Dataset entries:
[start]
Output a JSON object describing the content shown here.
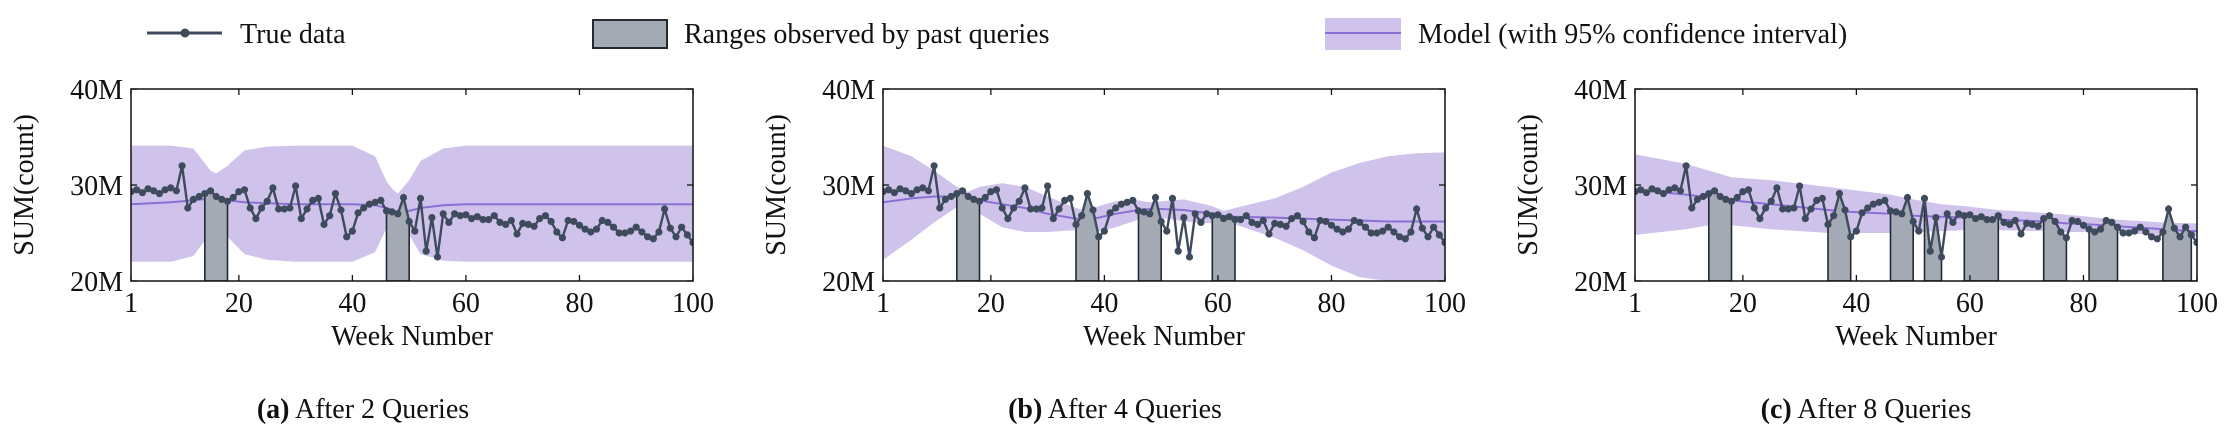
{
  "legend": {
    "true_data": "True data",
    "ranges": "Ranges observed by past queries",
    "model": "Model (with 95% confidence interval)"
  },
  "colors": {
    "true_data": "#3d4b5c",
    "range_fill": "#a3aab3",
    "range_stroke": "#222a33",
    "model_line": "#8a70d6",
    "ci_fill": "#cfc3ec",
    "axis": "#111111"
  },
  "chart_data": [
    {
      "type": "line",
      "caption_letter": "(a)",
      "caption_text": "After 2 Queries",
      "xlabel": "Week Number",
      "ylabel": "SUM(count)",
      "xlim": [
        1,
        100
      ],
      "ylim": [
        20000000,
        40000000
      ],
      "x_ticks": [
        1,
        20,
        40,
        60,
        80,
        100
      ],
      "y_ticks": [
        {
          "v": 20000000,
          "label": "20M"
        },
        {
          "v": 30000000,
          "label": "30M"
        },
        {
          "v": 40000000,
          "label": "40M"
        }
      ],
      "ranges": [
        [
          14,
          18
        ],
        [
          46,
          50
        ]
      ],
      "model": {
        "x": [
          1,
          8,
          12,
          15,
          16,
          18,
          21,
          25,
          30,
          40,
          44,
          46,
          47,
          48,
          50,
          52,
          56,
          60,
          70,
          80,
          90,
          100
        ],
        "mean": [
          28.0,
          28.2,
          28.4,
          28.6,
          28.5,
          28.4,
          28.2,
          28.1,
          28.0,
          28.0,
          27.9,
          27.6,
          27.4,
          27.2,
          27.3,
          27.6,
          27.9,
          28.0,
          28.0,
          28.0,
          28.0,
          28.0
        ],
        "upper": [
          34.1,
          34.1,
          33.8,
          31.5,
          31.2,
          32.0,
          33.6,
          34.0,
          34.1,
          34.1,
          33.0,
          30.4,
          29.6,
          29.1,
          30.5,
          32.5,
          33.8,
          34.1,
          34.1,
          34.1,
          34.1,
          34.1
        ],
        "lower": [
          22.0,
          22.0,
          22.6,
          25.0,
          25.4,
          24.6,
          22.8,
          22.2,
          22.0,
          22.0,
          23.0,
          25.5,
          26.0,
          26.3,
          24.8,
          22.8,
          22.1,
          22.0,
          22.0,
          22.0,
          22.0,
          22.0
        ]
      }
    },
    {
      "type": "line",
      "caption_letter": "(b)",
      "caption_text": "After 4 Queries",
      "xlabel": "Week Number",
      "ylabel": "SUM(count)",
      "xlim": [
        1,
        100
      ],
      "ylim": [
        20000000,
        40000000
      ],
      "x_ticks": [
        1,
        20,
        40,
        60,
        80,
        100
      ],
      "y_ticks": [
        {
          "v": 20000000,
          "label": "20M"
        },
        {
          "v": 30000000,
          "label": "30M"
        },
        {
          "v": 40000000,
          "label": "40M"
        }
      ],
      "ranges": [
        [
          14,
          18
        ],
        [
          35,
          39
        ],
        [
          46,
          50
        ],
        [
          59,
          63
        ]
      ],
      "model": {
        "x": [
          1,
          6,
          10,
          14,
          16,
          18,
          22,
          26,
          30,
          35,
          37,
          39,
          42,
          46,
          48,
          50,
          54,
          59,
          61,
          63,
          70,
          75,
          80,
          85,
          90,
          95,
          100
        ],
        "mean": [
          28.2,
          28.6,
          28.8,
          28.8,
          28.6,
          28.4,
          28.0,
          27.6,
          27.0,
          26.5,
          26.4,
          26.6,
          27.0,
          27.4,
          27.5,
          27.5,
          27.4,
          27.0,
          26.8,
          26.7,
          26.6,
          26.5,
          26.4,
          26.3,
          26.2,
          26.2,
          26.2
        ],
        "upper": [
          34.1,
          33.0,
          31.5,
          29.8,
          29.3,
          29.8,
          30.2,
          29.8,
          28.8,
          27.6,
          27.3,
          27.8,
          28.3,
          28.4,
          28.2,
          28.3,
          28.5,
          27.8,
          27.3,
          27.6,
          28.6,
          29.8,
          31.3,
          32.3,
          33.0,
          33.3,
          33.4
        ],
        "lower": [
          22.2,
          24.3,
          26.1,
          27.7,
          27.9,
          27.0,
          25.6,
          25.1,
          25.1,
          25.3,
          25.5,
          25.2,
          25.6,
          26.4,
          26.8,
          26.6,
          26.2,
          26.0,
          26.3,
          25.9,
          24.5,
          23.2,
          21.6,
          20.4,
          20.0,
          20.0,
          20.0
        ]
      }
    },
    {
      "type": "line",
      "caption_letter": "(c)",
      "caption_text": "After 8 Queries",
      "xlabel": "Week Number",
      "ylabel": "SUM(count)",
      "xlim": [
        1,
        100
      ],
      "ylim": [
        20000000,
        40000000
      ],
      "x_ticks": [
        1,
        20,
        40,
        60,
        80,
        100
      ],
      "y_ticks": [
        {
          "v": 20000000,
          "label": "20M"
        },
        {
          "v": 30000000,
          "label": "30M"
        },
        {
          "v": 40000000,
          "label": "40M"
        }
      ],
      "ranges": [
        [
          14,
          18
        ],
        [
          35,
          39
        ],
        [
          46,
          50
        ],
        [
          52,
          55
        ],
        [
          59,
          65
        ],
        [
          73,
          77
        ],
        [
          81,
          86
        ],
        [
          94,
          99
        ]
      ],
      "model": {
        "x": [
          1,
          10,
          14,
          18,
          25,
          35,
          39,
          46,
          50,
          55,
          59,
          65,
          73,
          77,
          81,
          86,
          94,
          99,
          100
        ],
        "mean": [
          29.5,
          29.0,
          28.7,
          28.4,
          28.0,
          27.4,
          27.2,
          27.0,
          26.8,
          26.7,
          26.6,
          26.4,
          26.2,
          26.0,
          25.9,
          25.7,
          25.4,
          25.2,
          25.2
        ],
        "upper": [
          33.2,
          32.2,
          31.5,
          30.8,
          30.5,
          29.8,
          29.5,
          29.0,
          28.5,
          28.0,
          27.8,
          27.4,
          27.1,
          26.9,
          26.7,
          26.4,
          26.1,
          26.0,
          26.0
        ],
        "lower": [
          24.8,
          25.4,
          25.8,
          25.8,
          25.4,
          25.0,
          25.0,
          25.0,
          25.1,
          25.2,
          25.3,
          25.3,
          25.2,
          25.1,
          25.1,
          25.0,
          24.8,
          24.6,
          24.6
        ]
      }
    }
  ],
  "true_series": {
    "x": [
      1,
      2,
      3,
      4,
      5,
      6,
      7,
      8,
      9,
      10,
      11,
      12,
      13,
      14,
      15,
      16,
      17,
      18,
      19,
      20,
      21,
      22,
      23,
      24,
      25,
      26,
      27,
      28,
      29,
      30,
      31,
      32,
      33,
      34,
      35,
      36,
      37,
      38,
      39,
      40,
      41,
      42,
      43,
      44,
      45,
      46,
      47,
      48,
      49,
      50,
      51,
      52,
      53,
      54,
      55,
      56,
      57,
      58,
      59,
      60,
      61,
      62,
      63,
      64,
      65,
      66,
      67,
      68,
      69,
      70,
      71,
      72,
      73,
      74,
      75,
      76,
      77,
      78,
      79,
      80,
      81,
      82,
      83,
      84,
      85,
      86,
      87,
      88,
      89,
      90,
      91,
      92,
      93,
      94,
      95,
      96,
      97,
      98,
      99,
      100
    ],
    "y": [
      29.3,
      29.5,
      29.2,
      29.6,
      29.4,
      29.1,
      29.5,
      29.7,
      29.4,
      32.0,
      27.6,
      28.5,
      28.8,
      29.1,
      29.4,
      28.8,
      28.5,
      28.3,
      28.7,
      29.3,
      29.5,
      27.6,
      26.5,
      27.6,
      28.3,
      29.7,
      27.5,
      27.5,
      27.6,
      29.9,
      26.5,
      27.5,
      28.4,
      28.6,
      25.9,
      26.8,
      29.1,
      27.4,
      24.6,
      25.2,
      27.1,
      27.6,
      28.0,
      28.2,
      28.4,
      27.3,
      27.2,
      27.0,
      28.7,
      26.2,
      25.2,
      28.6,
      23.1,
      26.6,
      22.5,
      27.0,
      26.1,
      27.0,
      26.8,
      26.9,
      26.5,
      26.7,
      26.4,
      26.4,
      26.8,
      26.1,
      25.9,
      26.3,
      24.9,
      26.0,
      25.9,
      25.7,
      26.5,
      26.8,
      26.2,
      25.1,
      24.5,
      26.3,
      26.2,
      25.8,
      25.4,
      25.1,
      25.4,
      26.3,
      26.1,
      25.6,
      25.0,
      25.0,
      25.2,
      25.6,
      25.1,
      24.6,
      24.4,
      25.1,
      27.5,
      25.5,
      24.6,
      25.6,
      24.8,
      24.0
    ]
  }
}
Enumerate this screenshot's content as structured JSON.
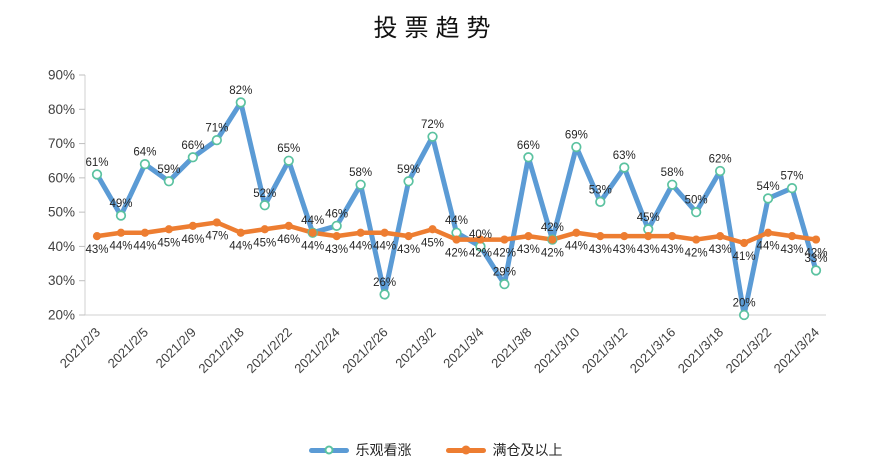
{
  "title": "投票趋势",
  "colors": {
    "optimistic_line": "#5B9BD5",
    "optimistic_marker_ring": "#5BC2A0",
    "full_position_line": "#ED7D31",
    "axis_line": "#D0D0D0",
    "tick_mark": "#BFBFBF",
    "axis_text": "#404040",
    "data_label_text": "#262626"
  },
  "legend": {
    "items": [
      {
        "label": "乐观看涨"
      },
      {
        "label": "满仓及以上"
      }
    ]
  },
  "chart_data": {
    "type": "line",
    "title": "投票趋势",
    "xlabel": "",
    "ylabel": "",
    "ylim": [
      20,
      90
    ],
    "grid": false,
    "legend_position": "bottom",
    "y_tick_labels": [
      "90%",
      "80%",
      "70%",
      "60%",
      "50%",
      "40%",
      "30%",
      "20%"
    ],
    "y_tick_values": [
      90,
      80,
      70,
      60,
      50,
      40,
      30,
      20
    ],
    "n_points": 31,
    "x_tick_every": 2,
    "x_tick_labels": [
      "2021/2/3",
      "2021/2/5",
      "2021/2/9",
      "2021/2/18",
      "2021/2/22",
      "2021/2/24",
      "2021/2/26",
      "2021/3/2",
      "2021/3/4",
      "2021/3/8",
      "2021/3/10",
      "2021/3/12",
      "2021/3/16",
      "2021/3/18",
      "2021/3/22",
      "2021/3/24"
    ],
    "series": [
      {
        "name": "乐观看涨",
        "color": "#5B9BD5",
        "marker": "open-circle",
        "marker_ring": "#5BC2A0",
        "label_position": "above",
        "values": [
          61,
          49,
          64,
          59,
          66,
          71,
          82,
          52,
          65,
          44,
          46,
          58,
          26,
          59,
          72,
          44,
          40,
          29,
          66,
          42,
          69,
          53,
          63,
          45,
          58,
          50,
          62,
          20,
          54,
          57,
          33
        ]
      },
      {
        "name": "满仓及以上",
        "color": "#ED7D31",
        "marker": "solid-circle",
        "label_position": "below",
        "values": [
          43,
          44,
          44,
          45,
          46,
          47,
          44,
          45,
          46,
          44,
          43,
          44,
          44,
          43,
          45,
          42,
          42,
          42,
          43,
          42,
          44,
          43,
          43,
          43,
          43,
          42,
          43,
          41,
          44,
          43,
          42
        ]
      }
    ]
  }
}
[end]
Stated goal:
Copy each line of the preceding data that contains the string "content".

Final result:
Output a JSON object describing the content shown here.
Enumerate this screenshot's content as structured JSON.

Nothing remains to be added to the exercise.